### TO BE DONE
Please copy out the lines below word for word, leaving out the pictures.

### ITEMS
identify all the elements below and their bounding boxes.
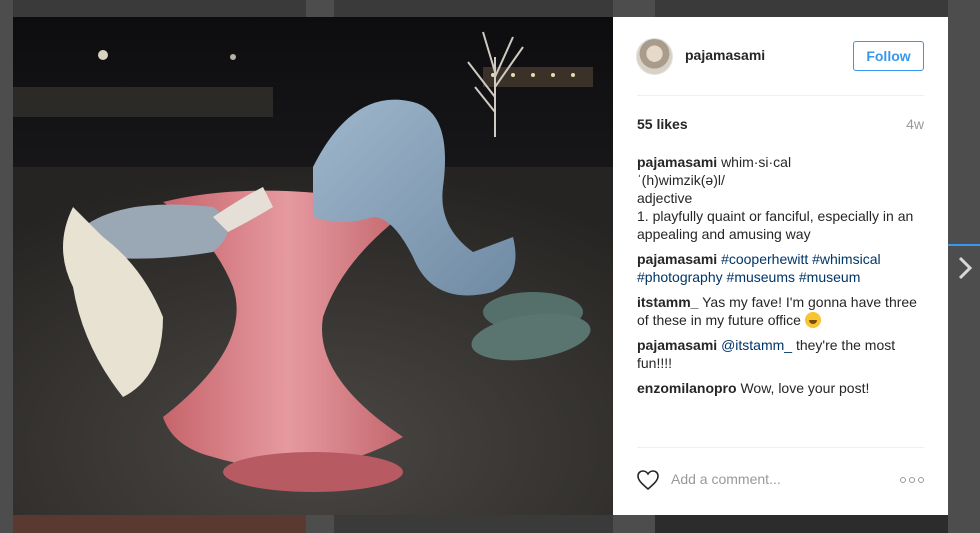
more-options-icon[interactable] <box>900 477 924 483</box>
caption-line: whim·si·cal <box>721 154 792 170</box>
dot <box>918 477 924 483</box>
footer-divider <box>637 447 924 448</box>
avatar[interactable] <box>636 38 673 75</box>
hashtag-link[interactable]: #museums <box>727 269 795 285</box>
hashtag-link[interactable]: #whimsical <box>812 251 880 267</box>
hashtag-link[interactable]: #museum <box>799 269 860 285</box>
background-tile <box>334 0 613 17</box>
comment-username[interactable]: enzomilanopro <box>637 380 737 396</box>
comment-list: pajamasami whim·si·cal ˈ(h)wimzik(ə)l/ a… <box>637 153 929 404</box>
follow-button[interactable]: Follow <box>853 41 924 71</box>
comment: enzomilanopro Wow, love your post! <box>637 379 929 397</box>
comment: pajamasami #cooperhewitt #whimsical #pho… <box>637 250 929 286</box>
caption-line: 1. playfully quaint or fanciful, especia… <box>637 208 914 242</box>
background-tile <box>13 0 306 17</box>
tears-of-joy-emoji <box>804 312 821 328</box>
author-username[interactable]: pajamasami <box>685 47 765 63</box>
post-sidebar: pajamasami Follow 55 likes 4w pajamasami… <box>613 17 948 515</box>
caption-line: ˈ(h)wimzik(ə)l/ <box>637 172 725 188</box>
post-photo[interactable] <box>13 17 613 515</box>
background-tile <box>334 515 613 533</box>
photo-illustration <box>13 17 613 515</box>
caption-line: adjective <box>637 190 693 206</box>
likes-count[interactable]: 55 likes <box>637 116 688 132</box>
add-comment-input[interactable] <box>671 471 871 487</box>
post-header: pajamasami Follow <box>613 17 948 95</box>
header-divider <box>637 95 924 96</box>
comment: pajamasami @itstamm_ they're the most fu… <box>637 336 929 372</box>
dot <box>909 477 915 483</box>
comment-username[interactable]: itstamm_ <box>637 294 698 310</box>
background-tile <box>655 515 948 533</box>
comment-username[interactable]: pajamasami <box>637 251 717 267</box>
caption: pajamasami whim·si·cal ˈ(h)wimzik(ə)l/ a… <box>637 153 929 243</box>
comment-username[interactable]: pajamasami <box>637 154 717 170</box>
hashtag-link[interactable]: #photography <box>637 269 723 285</box>
background-tile <box>655 0 948 17</box>
comment-username[interactable]: pajamasami <box>637 337 717 353</box>
dot <box>900 477 906 483</box>
mention-link[interactable]: @itstamm_ <box>721 337 792 353</box>
heart-icon[interactable] <box>636 469 660 491</box>
post-modal: pajamasami Follow 55 likes 4w pajamasami… <box>13 17 948 515</box>
comment-text: Wow, love your post! <box>740 380 870 396</box>
chevron-right-icon[interactable] <box>948 244 980 292</box>
hashtag-link[interactable]: #cooperhewitt <box>721 251 808 267</box>
background-tile <box>13 515 306 533</box>
post-timestamp[interactable]: 4w <box>906 116 924 132</box>
comment: itstamm_ Yas my fave! I'm gonna have thr… <box>637 293 929 329</box>
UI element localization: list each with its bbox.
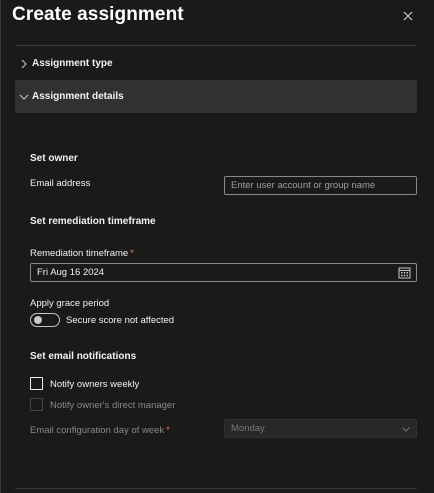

### WRITTEN SOLUTION
identify all the elements below and their bounding boxes.
more-options-icon[interactable] <box>900 477 924 483</box>
caption-line: whim·si·cal <box>721 154 792 170</box>
dot <box>918 477 924 483</box>
footer-divider <box>637 447 924 448</box>
avatar[interactable] <box>636 38 673 75</box>
hashtag-link[interactable]: #museums <box>727 269 795 285</box>
hashtag-link[interactable]: #whimsical <box>812 251 880 267</box>
hashtag-link[interactable]: #museum <box>799 269 860 285</box>
background-tile <box>334 0 613 17</box>
comment-username[interactable]: enzomilanopro <box>637 380 737 396</box>
comment-list: pajamasami whim·si·cal ˈ(h)wimzik(ə)l/ a… <box>637 153 929 404</box>
follow-button[interactable]: Follow <box>853 41 924 71</box>
comment: enzomilanopro Wow, love your post! <box>637 379 929 397</box>
comment: pajamasami #cooperhewitt #whimsical #pho… <box>637 250 929 286</box>
caption-line: 1. playfully quaint or fanciful, especia… <box>637 208 914 242</box>
background-tile <box>13 0 306 17</box>
tears-of-joy-emoji <box>804 312 821 328</box>
author-username[interactable]: pajamasami <box>685 47 765 63</box>
post-sidebar: pajamasami Follow 55 likes 4w pajamasami… <box>613 17 948 515</box>
caption-line: ˈ(h)wimzik(ə)l/ <box>637 172 725 188</box>
post-photo[interactable] <box>13 17 613 515</box>
background-tile <box>334 515 613 533</box>
photo-illustration <box>13 17 613 515</box>
caption-line: adjective <box>637 190 693 206</box>
likes-count[interactable]: 55 likes <box>637 116 688 132</box>
add-comment-input[interactable] <box>671 471 871 487</box>
post-header: pajamasami Follow <box>613 17 948 95</box>
header-divider <box>637 95 924 96</box>
comment: pajamasami @itstamm_ they're the most fu… <box>637 336 929 372</box>
dot <box>909 477 915 483</box>
comment-username[interactable]: itstamm_ <box>637 294 698 310</box>
background-tile <box>655 515 948 533</box>
comment-username[interactable]: pajamasami <box>637 251 717 267</box>
caption: pajamasami whim·si·cal ˈ(h)wimzik(ə)l/ a… <box>637 153 929 243</box>
comment-username[interactable]: pajamasami <box>637 154 717 170</box>
hashtag-link[interactable]: #photography <box>637 269 723 285</box>
background-tile <box>655 0 948 17</box>
comment-username[interactable]: pajamasami <box>637 337 717 353</box>
dot <box>900 477 906 483</box>
mention-link[interactable]: @itstamm_ <box>721 337 792 353</box>
heart-icon[interactable] <box>636 469 660 491</box>
post-modal: pajamasami Follow 55 likes 4w pajamasami… <box>13 17 948 515</box>
comment-text: Wow, love your post! <box>740 380 870 396</box>
chevron-right-icon[interactable] <box>948 244 980 292</box>
hashtag-link[interactable]: #cooperhewitt <box>721 251 808 267</box>
background-tile <box>13 515 306 533</box>
post-timestamp[interactable]: 4w <box>906 116 924 132</box>
comment: itstamm_ Yas my fave! I'm gonna have thr… <box>637 293 929 329</box>
UI element localization: list each with its bbox.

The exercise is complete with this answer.